Problem requirements: Gather, from the listing beneath this task, every line holding the string "另一方面".

Data extract:
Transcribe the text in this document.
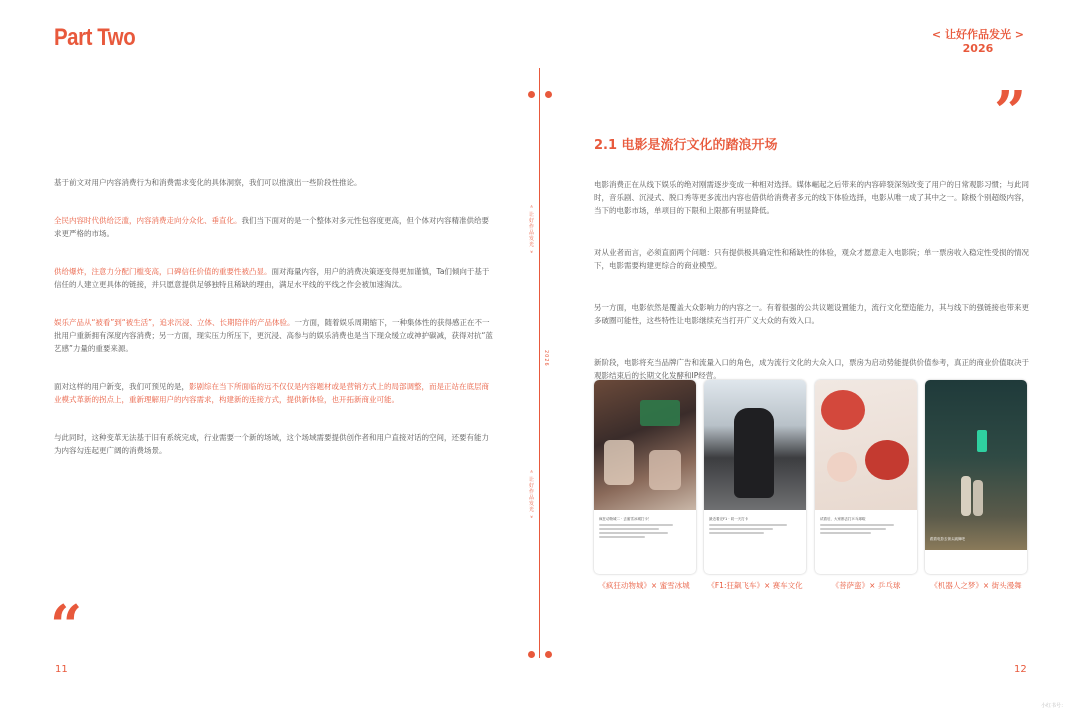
Part Two	< 让好作品发光 >
2026
« 让好作品发光 »
2026
« 让好作品发光 »
“
”

基于前文对用户内容消费行为和消费需求变化的具体洞察，我们可以推演出一些阶段性推论。

全民内容时代供给泛滥，内容消费走向分众化、垂直化。我们当下面对的是一个整体对多元性包容度更高，但个体对内容精准供给要求更严格的市场。

供给爆炸，注意力分配门槛变高，口碑信任价值的重要性被凸显。面对海量内容，用户的消费决策逐变得更加谨慎，Ta们倾向于基于信任的人建立更具体的链接，并只愿意提供足够独特且稀缺的理由，满足水平线的平线之作会被加速淘汰。

娱乐产品从“被看”到“被生活”，追求沉浸、立体、长期陪伴的产品体验。一方面，随着娱乐周期缩下，一种集体性的获得感正在不一批用户重新拥有深度内容消费；另一方面，现实压力所压下，更沉浸、高参与的娱乐消费也是当下现众缓立或神护碳减，获得对抗“蓝艺感”力量的重要来源。

面对这样的用户新变，我们可预见的是，影剧综在当下所面临的远不仅仅是内容题材或是营销方式上的局部调整，而是正站在底层商业模式革新的拐点上，重新理解用户的内容需求，构建新的连接方式，提供新体验，也开拓新商业可能。

与此同时，这种变革无法基于旧有系统完成，行业需要一个新的场域，这个场域需要提供创作者和用户直接对话的空间，还要有能力为内容勾连起更广阔的消费场景。

11
2.1 电影是流行文化的踏浪开场

电影消费正在从线下娱乐的绝对刚需逐步变成一种相对选择。媒体崛起之后带来的内容碎裂深刻改变了用户的日常观影习惯；与此同时，音乐剧、沉浸式、脱口秀等更多流出内容也借供给消费者多元的线下体验选择，电影从唯一成了其中之一。除极个别超级内容，当下的电影市场，单项目的下限和上限都有明显降低。

对从业者而言，必须直面两个问题：只有提供极具确定性和稀缺性的体验，观众才愿意走入电影院；单一票房收入稳定性受损的情况下，电影需要构建更综合的商业模型。

另一方面，电影依然是覆盖大众影响力的内容之一。有着很强的公共议题设置能力，流行文化塑造能力，其与线下的强链接也带来更多破圈可能性，这些特性让电影继续充当打开广义大众的有效入口。

新阶段，电影将充当品牌广告和流量入口的角色，成为流行文化的大众入口，票房为启动势能提供价值参考，真正的商业价值取决于观影结束后的长期文化发酵和IP经营。

疯狂动物城二 · 去蜜雪冰城打卡！	最近看完F1 · 同一天打卡	试看后，大家都去打乒乓球啦
跟着电影去街头跳舞吧
《疯狂动物城》× 蜜雪冰城	《F1:狂飙飞车》× 赛车文化	《菩萨蛮》× 乒乓球	《机器人之梦》× 街头漫舞
12
小红书号：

Full solution:
娱乐产品从“被看”到“被生活”，追求沉浸、立体、长期陪伴的产品体验。一方面，随着娱乐周期缩下，一种集体性的获得感正在不一批用户重新拥有深度内容消费；另一方面，现实压力所压下，更沉浸、高参与的娱乐消费也是当下现众缓立或神护碳减，获得对抗“蓝艺感”力量的重要来源。
另一方面，电影依然是覆盖大众影响力的内容之一。有着很强的公共议题设置能力，流行文化塑造能力，其与线下的强链接也带来更多破圈可能性，这些特性让电影继续充当打开广义大众的有效入口。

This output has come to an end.